[START]

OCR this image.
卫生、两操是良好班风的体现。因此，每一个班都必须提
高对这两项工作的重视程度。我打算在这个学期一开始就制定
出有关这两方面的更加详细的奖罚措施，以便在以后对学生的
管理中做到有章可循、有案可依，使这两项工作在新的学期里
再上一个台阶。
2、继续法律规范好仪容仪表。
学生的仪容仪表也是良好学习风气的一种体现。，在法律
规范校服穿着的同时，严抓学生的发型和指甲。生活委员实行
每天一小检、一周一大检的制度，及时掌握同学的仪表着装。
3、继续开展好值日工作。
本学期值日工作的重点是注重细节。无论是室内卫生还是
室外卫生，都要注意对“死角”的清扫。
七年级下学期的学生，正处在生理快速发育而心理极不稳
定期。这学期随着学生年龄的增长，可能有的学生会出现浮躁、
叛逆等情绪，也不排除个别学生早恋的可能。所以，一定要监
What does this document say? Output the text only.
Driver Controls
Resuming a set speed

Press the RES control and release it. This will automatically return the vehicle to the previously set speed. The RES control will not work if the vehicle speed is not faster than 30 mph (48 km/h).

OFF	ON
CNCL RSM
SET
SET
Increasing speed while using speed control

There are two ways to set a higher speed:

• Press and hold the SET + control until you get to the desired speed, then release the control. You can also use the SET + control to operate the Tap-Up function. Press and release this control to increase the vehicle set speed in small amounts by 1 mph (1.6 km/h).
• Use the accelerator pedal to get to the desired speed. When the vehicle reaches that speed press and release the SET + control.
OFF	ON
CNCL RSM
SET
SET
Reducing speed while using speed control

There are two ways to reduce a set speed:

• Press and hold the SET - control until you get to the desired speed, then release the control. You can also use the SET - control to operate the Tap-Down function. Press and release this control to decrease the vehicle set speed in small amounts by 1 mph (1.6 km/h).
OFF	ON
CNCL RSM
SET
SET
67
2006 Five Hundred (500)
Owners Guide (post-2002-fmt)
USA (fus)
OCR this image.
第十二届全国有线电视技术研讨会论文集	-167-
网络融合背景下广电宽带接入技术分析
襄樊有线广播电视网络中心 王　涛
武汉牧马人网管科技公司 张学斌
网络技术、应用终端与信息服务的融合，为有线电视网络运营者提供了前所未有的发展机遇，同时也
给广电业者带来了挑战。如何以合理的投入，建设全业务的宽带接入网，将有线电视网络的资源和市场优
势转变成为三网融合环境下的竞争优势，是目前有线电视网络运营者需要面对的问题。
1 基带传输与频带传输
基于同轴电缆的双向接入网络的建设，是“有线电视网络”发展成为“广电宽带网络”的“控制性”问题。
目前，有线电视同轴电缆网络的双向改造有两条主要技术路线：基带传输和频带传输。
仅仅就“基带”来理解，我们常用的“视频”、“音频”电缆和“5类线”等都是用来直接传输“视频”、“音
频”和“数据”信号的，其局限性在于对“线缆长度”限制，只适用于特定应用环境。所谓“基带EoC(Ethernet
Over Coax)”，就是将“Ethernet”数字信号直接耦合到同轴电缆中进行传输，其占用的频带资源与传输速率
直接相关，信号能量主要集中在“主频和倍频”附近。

[END]

Goal of the exercise: Scan the records above, count the lines with "then" in them, and give only the number.

Correct response: 2